## DOCUMENT SECTION
*-*-*
I think it's a little clearer that I should now switch. I know that there is a true 2/3rds chance that I have a red one in my hand. By removing one of the red marbles, my chances are now 50-50 but these chances are directly tied to the previous 1 out of 3 choice.

God, I'm ready to win that 1.75 now.

Posted by: Scotch Drinker at March 28, 2006 06:57 PM

Damn it, Tully, every time I think I've got you beat, suddenly you appear right beforehand. I've got to improve my reaction time.

Posted by: Scotch Drinker at March 28, 2006 06:58 PM

OK, I'm confused now. Are we assuming that the probability is still 1/3 after the first choice, or that the probability for the first is always 1/3 right, and 2/3 wrong?

If the player picks a shell, and then is asked to switch or stay AFTER the empty other is revealed, isn't that choice eliminated, thus making the odds 50-50? The first choice's odds are left unchanged, but how can the odds be still 1/3, with only two choices left?

Forgive me if I've missed the obvious.

This is a great discussion, BTW.

Posted by: Rafique Tucker at March 28, 2006 07:02 PM

OK, Rafique, here it goes. If the choices of all shells are random, including the choice of the shell first turned, and that first shell is empty, THEN the odds that either remaining shell has the pea are 50/50. Pick either, no diff.
*-*-*
## DATA LISTING
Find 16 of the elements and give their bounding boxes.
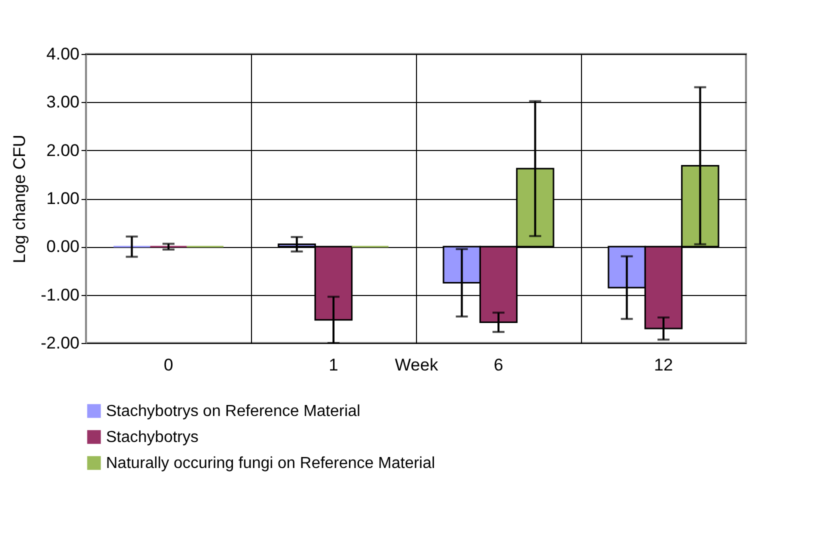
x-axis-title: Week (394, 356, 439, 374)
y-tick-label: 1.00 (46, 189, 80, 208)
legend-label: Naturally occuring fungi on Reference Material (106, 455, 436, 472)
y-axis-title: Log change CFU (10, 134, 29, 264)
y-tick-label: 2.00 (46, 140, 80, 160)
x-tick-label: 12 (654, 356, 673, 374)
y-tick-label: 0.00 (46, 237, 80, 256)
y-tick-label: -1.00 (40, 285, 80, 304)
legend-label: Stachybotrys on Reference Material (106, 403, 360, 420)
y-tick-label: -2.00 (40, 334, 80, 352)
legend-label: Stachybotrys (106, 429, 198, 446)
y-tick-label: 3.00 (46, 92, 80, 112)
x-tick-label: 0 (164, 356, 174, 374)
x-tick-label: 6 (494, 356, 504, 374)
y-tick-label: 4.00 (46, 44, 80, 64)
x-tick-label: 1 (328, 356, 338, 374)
*-*-*
## SET EXERCISE
Repeat word for word the portion of the probability discussion between "OK, I'm confused" and "great discussion, BTW.", inclusive.

## OUTPUT FOR THIS TASK
OK, I'm confused now. Are we assuming that the probability is still 1/3 after the first choice, or that the probability for the first is always 1/3 right, and 2/3 wrong?

If the player picks a shell, and then is asked to switch or stay AFTER the empty other is revealed, isn't that choice eliminated, thus making the odds 50-50? The first choice's odds are left unchanged, but how can the odds be still 1/3, with only two choices left?

Forgive me if I've missed the obvious.

This is a great discussion, BTW.